Leave out the pictures and transcribe the rest of the records exactly.

— Start Data lines —

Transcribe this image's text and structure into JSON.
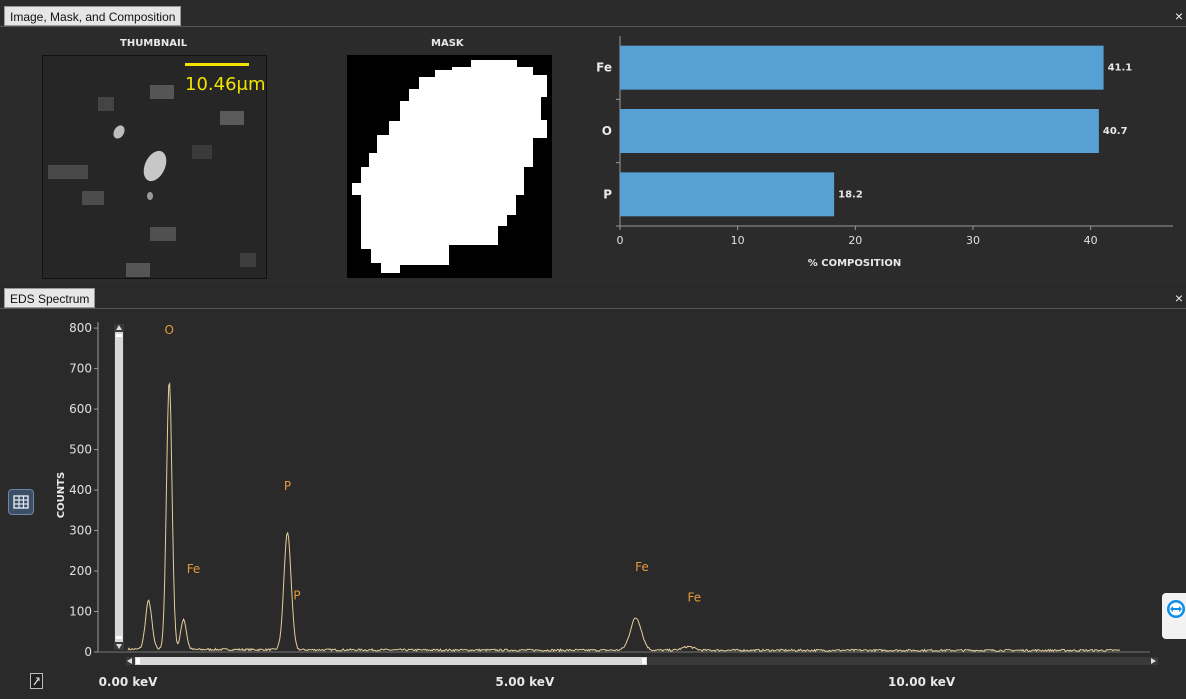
{
  "top_panel": {
    "tab_label": "Image, Mask, and Composition",
    "thumbnail_title": "THUMBNAIL",
    "mask_title": "MASK",
    "scale_bar_label": "10.46μm"
  },
  "bottom_panel": {
    "tab_label": "EDS Spectrum"
  },
  "close_glyph": "×",
  "chart_data": [
    {
      "type": "bar",
      "orientation": "horizontal",
      "categories": [
        "Fe",
        "O",
        "P"
      ],
      "values": [
        41.1,
        40.7,
        18.2
      ],
      "value_labels": [
        "41.1",
        "40.7",
        "18.2"
      ],
      "xlabel": "% COMPOSITION",
      "xlim": [
        0,
        47
      ],
      "xticks": [
        "0",
        "10",
        "20",
        "30",
        "40"
      ],
      "bar_color": "#56a0d3",
      "grid": false
    },
    {
      "type": "line",
      "ylabel": "COUNTS",
      "ylim": [
        0,
        820
      ],
      "yticks": [
        "0",
        "100",
        "200",
        "300",
        "400",
        "500",
        "600",
        "700",
        "800"
      ],
      "xlim": [
        0,
        12.5
      ],
      "xticks": [
        "0.00 keV",
        "5.00 keV",
        "10.00 keV"
      ],
      "line_color": "#e3cf9a",
      "peaks": [
        {
          "x": 0.26,
          "y": 120,
          "w": 0.04
        },
        {
          "x": 0.52,
          "y": 665,
          "w": 0.035
        },
        {
          "x": 0.7,
          "y": 75,
          "w": 0.035
        },
        {
          "x": 2.01,
          "y": 290,
          "w": 0.045
        },
        {
          "x": 6.4,
          "y": 80,
          "w": 0.07
        },
        {
          "x": 7.06,
          "y": 9,
          "w": 0.07
        }
      ],
      "annotations": [
        {
          "text": "O",
          "x": 0.52,
          "y": 785
        },
        {
          "text": "Fe",
          "x": 0.75,
          "y": 195
        },
        {
          "text": "P",
          "x": 2.01,
          "y": 400
        },
        {
          "text": "P",
          "x": 2.13,
          "y": 130
        },
        {
          "text": "Fe",
          "x": 6.4,
          "y": 200
        },
        {
          "text": "Fe",
          "x": 7.06,
          "y": 125
        }
      ],
      "annotation_color": "#e39a3a"
    }
  ]
}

— End Data lines —

* **Solution to this exercise**:
Transcribe this image's text and structure into JSON.
{
  "top_panel": {
    "tab_label": "Image, Mask, and Composition",
    "thumbnail_title": "THUMBNAIL",
    "mask_title": "MASK",
    "scale_bar_label": "10.46μm"
  },
  "bottom_panel": {
    "tab_label": "EDS Spectrum"
  },
  "close_glyph": "×",
  "chart_data": [
    {
      "type": "bar",
      "orientation": "horizontal",
      "categories": [
        "Fe",
        "O",
        "P"
      ],
      "values": [
        41.1,
        40.7,
        18.2
      ],
      "value_labels": [
        "41.1",
        "40.7",
        "18.2"
      ],
      "xlabel": "% COMPOSITION",
      "xlim": [
        0,
        47
      ],
      "xticks": [
        "0",
        "10",
        "20",
        "30",
        "40"
      ],
      "bar_color": "#56a0d3",
      "grid": false
    },
    {
      "type": "line",
      "ylabel": "COUNTS",
      "ylim": [
        0,
        820
      ],
      "yticks": [
        "0",
        "100",
        "200",
        "300",
        "400",
        "500",
        "600",
        "700",
        "800"
      ],
      "xlim": [
        0,
        12.5
      ],
      "xticks": [
        "0.00 keV",
        "5.00 keV",
        "10.00 keV"
      ],
      "line_color": "#e3cf9a",
      "peaks": [
        {
          "x": 0.26,
          "y": 120,
          "w": 0.04
        },
        {
          "x": 0.52,
          "y": 665,
          "w": 0.035
        },
        {
          "x": 0.7,
          "y": 75,
          "w": 0.035
        },
        {
          "x": 2.01,
          "y": 290,
          "w": 0.045
        },
        {
          "x": 6.4,
          "y": 80,
          "w": 0.07
        },
        {
          "x": 7.06,
          "y": 9,
          "w": 0.07
        }
      ],
      "annotations": [
        {
          "text": "O",
          "x": 0.52,
          "y": 785
        },
        {
          "text": "Fe",
          "x": 0.75,
          "y": 195
        },
        {
          "text": "P",
          "x": 2.01,
          "y": 400
        },
        {
          "text": "P",
          "x": 2.13,
          "y": 130
        },
        {
          "text": "Fe",
          "x": 6.4,
          "y": 200
        },
        {
          "text": "Fe",
          "x": 7.06,
          "y": 125
        }
      ],
      "annotation_color": "#e39a3a"
    }
  ]
}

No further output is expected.